▶ Problem:
Check the listing below line by line and report how many lines hold "CTAC", with no other words.

▶ Available records:
-- START --
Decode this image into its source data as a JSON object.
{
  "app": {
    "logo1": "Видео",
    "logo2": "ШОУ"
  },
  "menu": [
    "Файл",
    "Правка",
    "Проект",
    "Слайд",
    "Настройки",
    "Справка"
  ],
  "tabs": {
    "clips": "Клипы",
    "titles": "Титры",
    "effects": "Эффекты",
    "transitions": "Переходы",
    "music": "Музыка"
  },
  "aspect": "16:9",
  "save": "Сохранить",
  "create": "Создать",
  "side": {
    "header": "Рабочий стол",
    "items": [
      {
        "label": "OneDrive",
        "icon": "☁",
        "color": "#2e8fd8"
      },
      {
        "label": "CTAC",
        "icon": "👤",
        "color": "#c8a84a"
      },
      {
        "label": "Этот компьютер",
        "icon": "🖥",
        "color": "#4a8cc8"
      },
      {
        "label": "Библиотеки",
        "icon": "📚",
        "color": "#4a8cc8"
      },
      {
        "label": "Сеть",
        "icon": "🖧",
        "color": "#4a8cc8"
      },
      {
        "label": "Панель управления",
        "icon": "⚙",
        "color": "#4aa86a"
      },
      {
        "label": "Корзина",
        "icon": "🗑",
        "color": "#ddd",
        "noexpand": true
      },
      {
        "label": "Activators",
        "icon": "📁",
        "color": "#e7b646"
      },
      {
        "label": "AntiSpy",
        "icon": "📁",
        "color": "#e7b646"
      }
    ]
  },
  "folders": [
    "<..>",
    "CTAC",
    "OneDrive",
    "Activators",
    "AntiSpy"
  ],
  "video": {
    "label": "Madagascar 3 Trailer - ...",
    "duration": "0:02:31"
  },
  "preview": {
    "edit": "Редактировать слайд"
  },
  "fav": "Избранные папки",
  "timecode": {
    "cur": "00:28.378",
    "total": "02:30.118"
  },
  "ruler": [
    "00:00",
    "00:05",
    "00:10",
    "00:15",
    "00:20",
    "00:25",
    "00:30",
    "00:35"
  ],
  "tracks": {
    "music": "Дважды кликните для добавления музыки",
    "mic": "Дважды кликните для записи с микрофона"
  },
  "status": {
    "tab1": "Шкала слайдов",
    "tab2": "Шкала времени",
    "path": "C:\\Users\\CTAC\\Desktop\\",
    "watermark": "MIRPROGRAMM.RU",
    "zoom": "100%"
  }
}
-- END --
-- START --
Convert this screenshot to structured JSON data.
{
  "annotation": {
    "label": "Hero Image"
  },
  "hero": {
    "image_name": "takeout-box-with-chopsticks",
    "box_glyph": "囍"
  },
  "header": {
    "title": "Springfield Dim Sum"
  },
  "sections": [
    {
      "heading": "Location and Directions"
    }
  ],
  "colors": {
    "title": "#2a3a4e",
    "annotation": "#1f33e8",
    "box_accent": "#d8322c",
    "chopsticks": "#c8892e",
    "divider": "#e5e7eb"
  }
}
-- END --
▶ Finished task:
3